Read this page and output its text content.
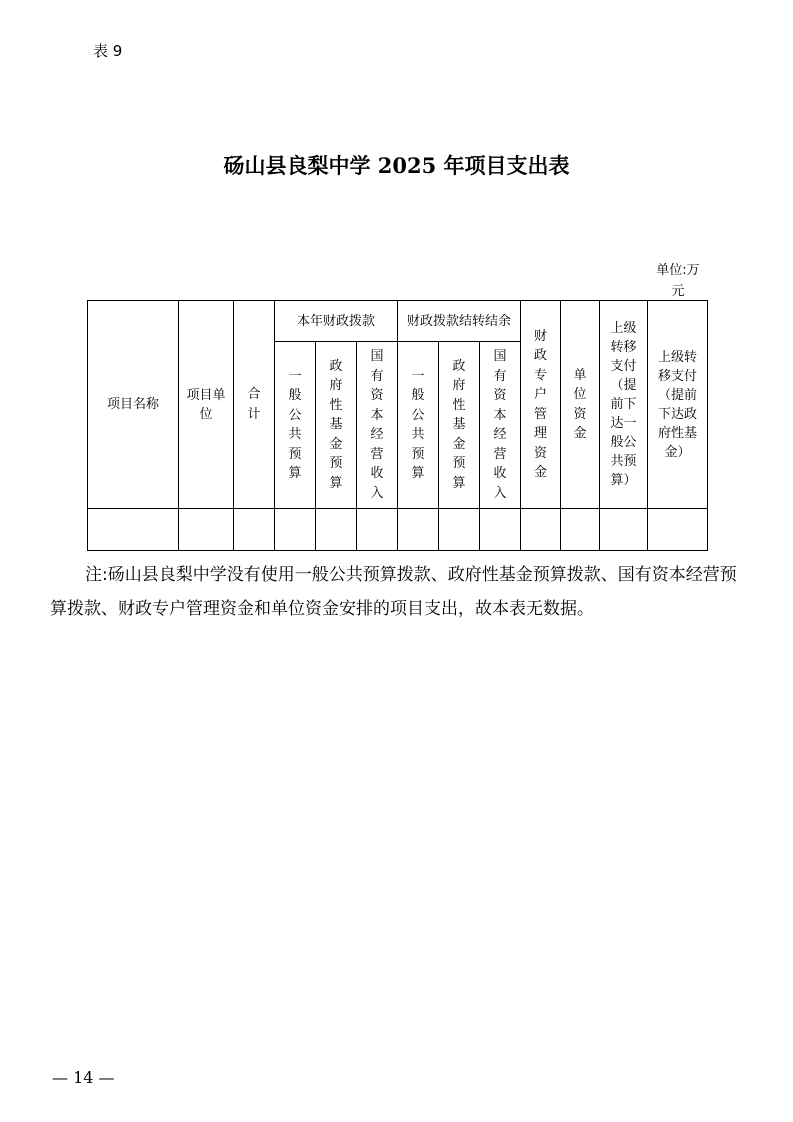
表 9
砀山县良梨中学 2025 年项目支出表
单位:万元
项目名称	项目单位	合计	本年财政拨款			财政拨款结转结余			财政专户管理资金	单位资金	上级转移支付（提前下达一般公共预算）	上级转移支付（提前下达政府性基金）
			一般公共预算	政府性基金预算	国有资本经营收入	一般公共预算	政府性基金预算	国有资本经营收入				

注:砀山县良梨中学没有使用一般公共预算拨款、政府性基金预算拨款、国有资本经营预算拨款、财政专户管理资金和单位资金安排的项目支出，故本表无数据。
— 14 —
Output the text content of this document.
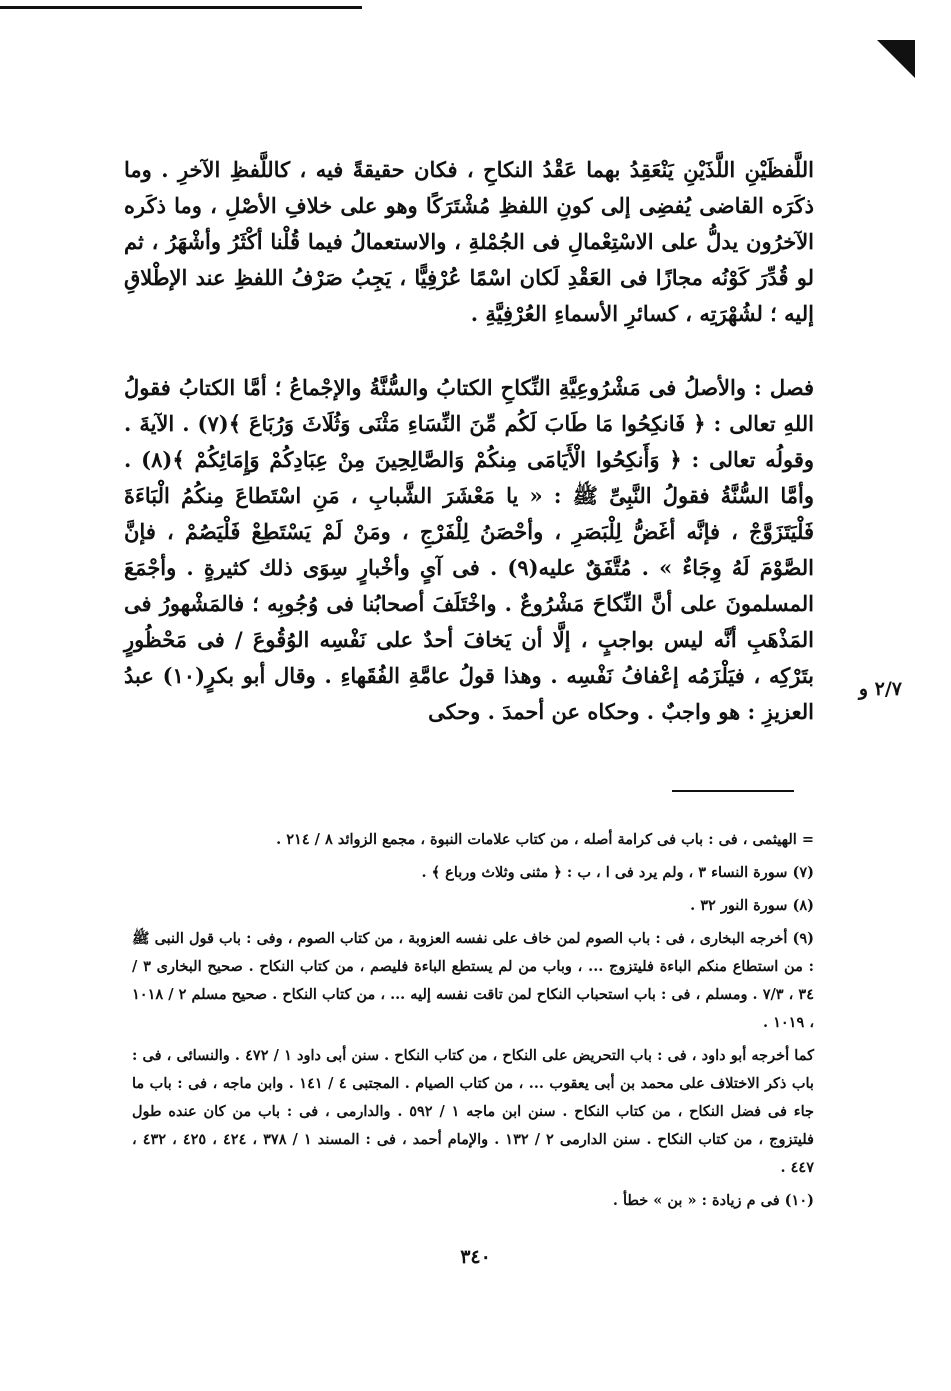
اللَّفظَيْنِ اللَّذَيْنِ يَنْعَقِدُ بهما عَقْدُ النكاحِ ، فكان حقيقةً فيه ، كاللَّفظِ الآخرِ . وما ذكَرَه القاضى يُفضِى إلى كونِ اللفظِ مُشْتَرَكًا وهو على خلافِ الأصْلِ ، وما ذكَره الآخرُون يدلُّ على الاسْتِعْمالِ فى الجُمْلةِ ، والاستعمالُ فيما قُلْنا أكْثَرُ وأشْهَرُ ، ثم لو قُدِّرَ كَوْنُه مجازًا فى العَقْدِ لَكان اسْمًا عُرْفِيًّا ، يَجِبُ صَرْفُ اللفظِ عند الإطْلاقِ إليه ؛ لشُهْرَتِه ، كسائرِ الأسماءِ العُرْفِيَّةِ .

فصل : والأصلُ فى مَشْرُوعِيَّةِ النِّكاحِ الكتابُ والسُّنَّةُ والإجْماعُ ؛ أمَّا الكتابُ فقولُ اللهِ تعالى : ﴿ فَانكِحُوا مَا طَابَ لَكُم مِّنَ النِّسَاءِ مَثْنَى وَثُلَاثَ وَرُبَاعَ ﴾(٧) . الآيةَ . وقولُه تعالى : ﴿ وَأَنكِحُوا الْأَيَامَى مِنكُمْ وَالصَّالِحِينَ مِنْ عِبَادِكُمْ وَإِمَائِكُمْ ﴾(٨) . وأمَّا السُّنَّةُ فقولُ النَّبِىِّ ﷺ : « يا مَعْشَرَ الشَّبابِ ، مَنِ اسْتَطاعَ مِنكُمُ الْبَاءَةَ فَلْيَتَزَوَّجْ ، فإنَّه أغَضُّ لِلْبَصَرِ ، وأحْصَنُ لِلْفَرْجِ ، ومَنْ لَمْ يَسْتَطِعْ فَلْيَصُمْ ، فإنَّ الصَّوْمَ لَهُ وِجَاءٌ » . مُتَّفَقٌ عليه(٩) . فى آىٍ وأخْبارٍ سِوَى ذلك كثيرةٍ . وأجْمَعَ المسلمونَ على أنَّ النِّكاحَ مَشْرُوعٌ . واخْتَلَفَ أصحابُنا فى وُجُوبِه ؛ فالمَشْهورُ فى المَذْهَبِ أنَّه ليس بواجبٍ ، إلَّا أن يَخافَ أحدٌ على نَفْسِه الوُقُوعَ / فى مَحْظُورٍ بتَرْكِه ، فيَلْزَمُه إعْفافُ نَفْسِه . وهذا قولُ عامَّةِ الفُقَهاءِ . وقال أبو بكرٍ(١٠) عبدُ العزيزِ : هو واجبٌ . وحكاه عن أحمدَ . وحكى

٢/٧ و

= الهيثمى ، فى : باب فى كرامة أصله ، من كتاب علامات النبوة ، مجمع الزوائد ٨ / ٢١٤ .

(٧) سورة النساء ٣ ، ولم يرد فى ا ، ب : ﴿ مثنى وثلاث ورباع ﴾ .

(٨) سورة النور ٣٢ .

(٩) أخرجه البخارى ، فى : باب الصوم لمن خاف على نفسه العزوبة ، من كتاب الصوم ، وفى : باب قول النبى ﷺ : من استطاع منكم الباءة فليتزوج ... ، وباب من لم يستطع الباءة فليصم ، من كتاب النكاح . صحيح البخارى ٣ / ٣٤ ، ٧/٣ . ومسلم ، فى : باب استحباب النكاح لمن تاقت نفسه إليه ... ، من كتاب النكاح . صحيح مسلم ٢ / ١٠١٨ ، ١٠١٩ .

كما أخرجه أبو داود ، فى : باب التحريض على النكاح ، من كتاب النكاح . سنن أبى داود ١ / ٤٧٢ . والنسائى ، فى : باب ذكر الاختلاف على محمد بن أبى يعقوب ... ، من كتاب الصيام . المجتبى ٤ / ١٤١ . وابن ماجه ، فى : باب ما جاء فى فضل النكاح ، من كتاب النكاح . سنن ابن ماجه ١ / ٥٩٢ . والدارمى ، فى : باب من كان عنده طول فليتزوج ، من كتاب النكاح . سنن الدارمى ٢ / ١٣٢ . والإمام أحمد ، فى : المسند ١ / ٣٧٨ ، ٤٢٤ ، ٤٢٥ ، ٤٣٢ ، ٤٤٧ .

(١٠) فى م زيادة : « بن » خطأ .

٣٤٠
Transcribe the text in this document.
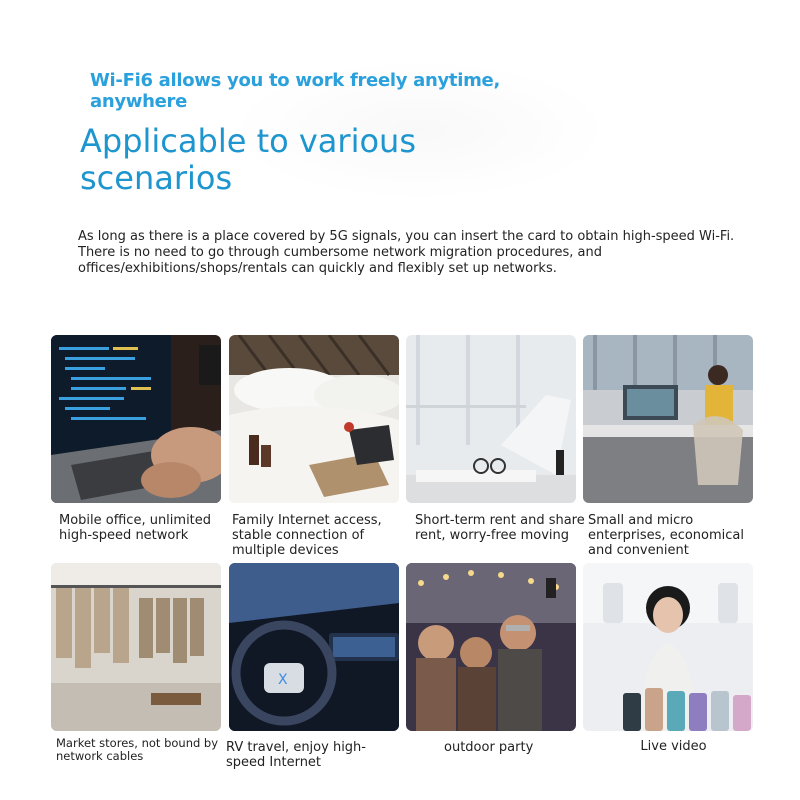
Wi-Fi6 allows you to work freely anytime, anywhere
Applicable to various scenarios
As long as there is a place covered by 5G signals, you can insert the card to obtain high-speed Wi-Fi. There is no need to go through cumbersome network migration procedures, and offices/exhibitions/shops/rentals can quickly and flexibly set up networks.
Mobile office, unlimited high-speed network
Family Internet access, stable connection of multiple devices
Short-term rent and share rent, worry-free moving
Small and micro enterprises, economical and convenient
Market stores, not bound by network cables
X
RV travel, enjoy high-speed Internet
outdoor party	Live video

################

From the records given above, copy all lines containing "سورة".

(٧) سورة النساء ٣ ، ولم يرد فى ا ، ب : ﴿ مثنى وثلاث ورباع ﴾ .
(٨) سورة النور ٣٢ .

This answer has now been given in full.